**Stated problem 1**: Reproduce everything from "We are going" down to "of their application." in the transcript on the DevOps and cloud transition below, without altering a word.
**Stated problem 2**: Carry on the transcript about moving to DevOps and a cloud-based platform, picking up after its final sentence.
-- START Source excerpt --
And that's the fear that we may have, and that we have, is that the global operation were the owner of the customer incidents. And we are afraid that if the responsibilities are spread among all the different teams and all the applications, it's going to be harder to communicate with the customer on the state of the incident and to recover the incident itself.
And then for the same reason, since we've got lots of applications talking to each other, the APIs need to be really, really strict.
So one big question that we had when thinking about DevOps philosophy and the transition to DevOps is: is it possible to have it with the current architecture, the OBE architecture that he talked about? The answer is no. The DevOps approach would be too complex and too expensive because of the lack of automation we had on the other system, and it would take too much time in order for DevOps to develop and operate the application.
And then we would have asked them to have knowledge of the other layers, like hardware and network. That's when the cloud-based architectures come in handy.
So which are the benefits of the cloud? The most important, I think, is the separation between the different layers, between the application layer, the platform layer, and the infrastructure layer. Which means that when you work on one of the layers, you don't need to know what the others are doing. You just need to have APIs between the layers, and that's going to work.
And then there is the flexibility to manage the resources, the possibility to add new nodes on your cluster, to delete nodes if needed, the multi-tenancy, the quota limits for different applications. Then the hardware, the standardization of the hardware, then the redundancies, scalability, isolation, the tolerance to failure, which is really, really important. If a virtual machine is going down, you want to be able to delete it from the cluster immediately.
And then there is the support of the open-source community.
So now we're going to talk about the technical changes. I think that's my best part. I like it. I'm more comfortable with this part.
So we've got the different layers. First of all, we've got the hardware layer. It might be inside Amadeus or somewhere else. Then there is the infrastructure layer part, the platform layer. We have a partnership in Amadeus with Red Hat to use OpenShift. And then there is the application layer, where we have all kinds of Amadeus applications.
We are going to focus on the PaaS layer here because the applications are interacting directly with it in order to deploy and to follow the build, the integration, deployment of their application.
So inside the platform layer, we've got different PaaS's, platform as a service. I don't know if you know it. Okay.
Inside the platform layer, we've got different players inside. First of all, we are using Docker. There are two main concepts in Docker: the Docker image and the Docker container. The Docker image gives everybody the possibility to build your application in a unified way, meaning that it doesn't matter what your application is, you can build it using Docker. And once your image is built, you can ship it and run it in all Linux platforms.
And then there is the container, the Docker container, which is a running image, which gives us the possibility of a process isolation for each container.
But that's not enough, because if you have to cope with a lot of traffic, you cannot have one container or just two containers processing your traffic. And if you've got a lot of applications, Docker is not going to be enough. We need an orchestration of all the containers.
-- END Source excerpt --
-- START Dataset content --
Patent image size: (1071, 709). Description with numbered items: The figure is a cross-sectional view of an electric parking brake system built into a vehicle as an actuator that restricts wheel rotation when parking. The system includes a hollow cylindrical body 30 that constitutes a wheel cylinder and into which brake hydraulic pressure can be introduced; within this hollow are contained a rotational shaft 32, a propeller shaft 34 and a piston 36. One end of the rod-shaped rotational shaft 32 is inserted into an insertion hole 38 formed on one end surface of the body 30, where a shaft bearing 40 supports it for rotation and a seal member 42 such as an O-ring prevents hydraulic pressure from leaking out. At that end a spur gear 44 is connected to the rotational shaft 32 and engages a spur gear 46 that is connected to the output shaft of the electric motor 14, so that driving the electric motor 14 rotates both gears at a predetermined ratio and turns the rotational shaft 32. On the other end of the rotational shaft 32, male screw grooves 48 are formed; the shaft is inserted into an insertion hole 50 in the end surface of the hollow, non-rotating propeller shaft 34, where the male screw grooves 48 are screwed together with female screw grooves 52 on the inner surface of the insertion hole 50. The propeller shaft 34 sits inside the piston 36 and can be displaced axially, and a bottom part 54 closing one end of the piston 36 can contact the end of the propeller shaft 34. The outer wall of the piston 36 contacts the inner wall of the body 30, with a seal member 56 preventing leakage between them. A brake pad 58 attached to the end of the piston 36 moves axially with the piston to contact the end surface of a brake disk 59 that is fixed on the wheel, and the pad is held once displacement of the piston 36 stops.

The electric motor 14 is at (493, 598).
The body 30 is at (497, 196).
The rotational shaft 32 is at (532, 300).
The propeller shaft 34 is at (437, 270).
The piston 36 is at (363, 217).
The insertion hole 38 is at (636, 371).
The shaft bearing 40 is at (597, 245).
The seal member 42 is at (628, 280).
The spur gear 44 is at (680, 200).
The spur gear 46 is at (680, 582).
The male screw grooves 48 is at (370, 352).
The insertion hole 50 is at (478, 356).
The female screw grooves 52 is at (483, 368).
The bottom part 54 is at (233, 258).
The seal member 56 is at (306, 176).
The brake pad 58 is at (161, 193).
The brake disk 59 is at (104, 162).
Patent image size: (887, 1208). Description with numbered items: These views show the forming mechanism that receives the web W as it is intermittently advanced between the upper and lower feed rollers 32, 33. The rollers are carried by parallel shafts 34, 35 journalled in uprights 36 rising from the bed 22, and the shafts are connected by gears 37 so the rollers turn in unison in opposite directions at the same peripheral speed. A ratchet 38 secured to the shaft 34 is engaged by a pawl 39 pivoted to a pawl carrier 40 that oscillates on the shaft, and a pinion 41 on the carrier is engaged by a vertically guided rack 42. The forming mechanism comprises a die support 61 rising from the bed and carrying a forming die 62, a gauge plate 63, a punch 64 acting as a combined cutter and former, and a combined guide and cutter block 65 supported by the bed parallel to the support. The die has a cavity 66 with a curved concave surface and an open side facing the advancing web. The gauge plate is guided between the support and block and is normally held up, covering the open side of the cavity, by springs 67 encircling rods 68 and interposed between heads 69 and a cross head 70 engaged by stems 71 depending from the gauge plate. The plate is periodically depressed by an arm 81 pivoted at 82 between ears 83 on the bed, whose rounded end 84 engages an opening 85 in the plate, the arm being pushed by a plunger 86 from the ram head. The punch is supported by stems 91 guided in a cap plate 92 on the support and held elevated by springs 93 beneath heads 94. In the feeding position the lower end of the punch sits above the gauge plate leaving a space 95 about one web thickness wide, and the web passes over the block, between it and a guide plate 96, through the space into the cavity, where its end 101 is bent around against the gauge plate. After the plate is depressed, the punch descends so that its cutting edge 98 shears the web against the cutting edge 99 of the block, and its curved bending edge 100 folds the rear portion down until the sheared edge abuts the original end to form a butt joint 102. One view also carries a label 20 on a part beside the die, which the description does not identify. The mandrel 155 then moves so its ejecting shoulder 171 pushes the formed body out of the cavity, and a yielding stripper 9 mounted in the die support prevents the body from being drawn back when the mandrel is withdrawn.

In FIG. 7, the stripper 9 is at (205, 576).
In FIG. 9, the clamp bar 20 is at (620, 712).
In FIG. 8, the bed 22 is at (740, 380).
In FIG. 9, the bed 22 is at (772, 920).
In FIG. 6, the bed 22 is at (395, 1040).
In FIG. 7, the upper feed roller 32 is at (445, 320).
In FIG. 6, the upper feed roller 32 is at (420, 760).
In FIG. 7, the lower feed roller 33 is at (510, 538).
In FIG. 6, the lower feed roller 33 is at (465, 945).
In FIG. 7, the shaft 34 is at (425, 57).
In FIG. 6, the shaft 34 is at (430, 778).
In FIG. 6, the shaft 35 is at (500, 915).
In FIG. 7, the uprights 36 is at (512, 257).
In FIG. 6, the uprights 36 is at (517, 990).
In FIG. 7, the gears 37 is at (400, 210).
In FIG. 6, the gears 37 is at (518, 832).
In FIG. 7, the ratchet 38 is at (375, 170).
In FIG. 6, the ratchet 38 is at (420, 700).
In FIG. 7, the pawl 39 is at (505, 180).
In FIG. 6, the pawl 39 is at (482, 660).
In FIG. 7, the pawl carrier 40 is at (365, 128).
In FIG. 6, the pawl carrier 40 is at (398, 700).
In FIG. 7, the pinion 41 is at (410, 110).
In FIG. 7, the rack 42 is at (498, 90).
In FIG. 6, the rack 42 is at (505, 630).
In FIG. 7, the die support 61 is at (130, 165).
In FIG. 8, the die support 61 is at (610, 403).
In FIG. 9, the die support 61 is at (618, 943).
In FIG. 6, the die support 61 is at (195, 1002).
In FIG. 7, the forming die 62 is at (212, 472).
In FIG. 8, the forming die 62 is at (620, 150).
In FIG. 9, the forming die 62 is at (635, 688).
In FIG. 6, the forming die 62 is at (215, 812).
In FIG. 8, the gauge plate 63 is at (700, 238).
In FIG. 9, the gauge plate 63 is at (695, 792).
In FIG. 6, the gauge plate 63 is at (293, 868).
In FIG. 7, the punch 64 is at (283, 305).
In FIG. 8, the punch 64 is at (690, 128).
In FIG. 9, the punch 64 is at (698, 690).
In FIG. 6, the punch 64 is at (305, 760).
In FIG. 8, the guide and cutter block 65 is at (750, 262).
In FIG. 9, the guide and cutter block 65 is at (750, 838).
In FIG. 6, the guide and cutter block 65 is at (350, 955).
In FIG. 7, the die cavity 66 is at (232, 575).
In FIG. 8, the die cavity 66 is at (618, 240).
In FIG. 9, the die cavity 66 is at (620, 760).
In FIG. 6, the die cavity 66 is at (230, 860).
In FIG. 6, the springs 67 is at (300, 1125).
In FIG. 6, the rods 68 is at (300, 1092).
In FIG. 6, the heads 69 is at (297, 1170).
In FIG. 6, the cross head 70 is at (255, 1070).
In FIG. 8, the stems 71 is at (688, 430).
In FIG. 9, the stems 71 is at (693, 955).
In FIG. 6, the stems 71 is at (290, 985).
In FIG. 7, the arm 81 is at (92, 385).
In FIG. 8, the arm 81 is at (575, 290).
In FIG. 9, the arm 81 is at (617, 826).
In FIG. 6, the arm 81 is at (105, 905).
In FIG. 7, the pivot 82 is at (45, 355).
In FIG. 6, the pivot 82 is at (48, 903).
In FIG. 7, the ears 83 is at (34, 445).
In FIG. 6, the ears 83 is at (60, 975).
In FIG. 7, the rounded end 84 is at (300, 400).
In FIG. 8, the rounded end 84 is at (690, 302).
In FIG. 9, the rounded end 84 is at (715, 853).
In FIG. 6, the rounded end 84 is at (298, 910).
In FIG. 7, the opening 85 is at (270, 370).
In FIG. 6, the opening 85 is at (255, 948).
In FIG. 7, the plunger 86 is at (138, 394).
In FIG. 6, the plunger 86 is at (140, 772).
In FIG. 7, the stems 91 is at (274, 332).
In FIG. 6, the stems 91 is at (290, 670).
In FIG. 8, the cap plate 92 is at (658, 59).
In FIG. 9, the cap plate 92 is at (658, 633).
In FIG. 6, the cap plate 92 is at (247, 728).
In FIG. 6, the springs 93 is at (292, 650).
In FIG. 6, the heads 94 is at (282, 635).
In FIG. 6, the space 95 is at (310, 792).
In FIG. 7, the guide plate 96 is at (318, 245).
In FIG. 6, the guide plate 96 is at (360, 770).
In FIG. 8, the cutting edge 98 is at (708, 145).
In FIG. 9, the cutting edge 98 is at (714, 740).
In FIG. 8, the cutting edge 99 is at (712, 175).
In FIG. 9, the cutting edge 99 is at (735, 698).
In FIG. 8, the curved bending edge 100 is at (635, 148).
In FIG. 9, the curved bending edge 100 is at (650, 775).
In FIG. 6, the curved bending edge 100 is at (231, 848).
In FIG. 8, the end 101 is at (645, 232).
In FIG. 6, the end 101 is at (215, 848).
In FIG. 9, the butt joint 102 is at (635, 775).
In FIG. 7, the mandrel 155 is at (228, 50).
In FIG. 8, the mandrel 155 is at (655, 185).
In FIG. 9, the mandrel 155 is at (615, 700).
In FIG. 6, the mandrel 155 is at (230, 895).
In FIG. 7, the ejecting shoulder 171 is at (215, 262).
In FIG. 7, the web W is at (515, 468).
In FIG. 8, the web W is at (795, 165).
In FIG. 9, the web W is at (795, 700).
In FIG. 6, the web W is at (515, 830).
-- END Dataset content --
**Written response 1**:
We are going to focus on the PaaS layer here because the applications are interacting directly with it in order to deploy and to follow the build, the integration, deployment of their application.

**Written response 2**:
What we have chosen in Amadeus is Kubernetes, which is an open-source project done by Google, which helps us orchestrating containers. Actually, in Kubernetes, we don't just talk about containers, but there is a way of packaging containers into pods.
So via Kubernetes, you can schedule pods. So it's pretty easy. Kubernetes enables you to schedule the pod on your VM, and if the scheduling is not okay, the pod is failing, it's going to be killed and rescheduled again.
And then there are the cluster management capabilities, meaning that you're able to scale up or down the number of your pods depending on the traffic you need to deal with.
And then on top of Kubernetes, we have chosen to use OpenShift, which is built on top of Kubernetes, and it has a lot of tools especially written for DevOps, like the build config, for example, which allows you to build your application directly inside the platform. For example, if you've got a code change in Git of your image, if your image is changing, you're able to build your application inside the platform.
Or for example, the deployment config, because you're able to tell to the platform how you want to deploy your application. For example, if you want to do a software update, you can say that you want to create all new pods with your new version and then delete the old ones. Or maybe you want to do a rolling upgrade, just loading some pods and deleting the old ones, and so on.
And then there is a web console, which is always important to have, because command line is not always a good solution.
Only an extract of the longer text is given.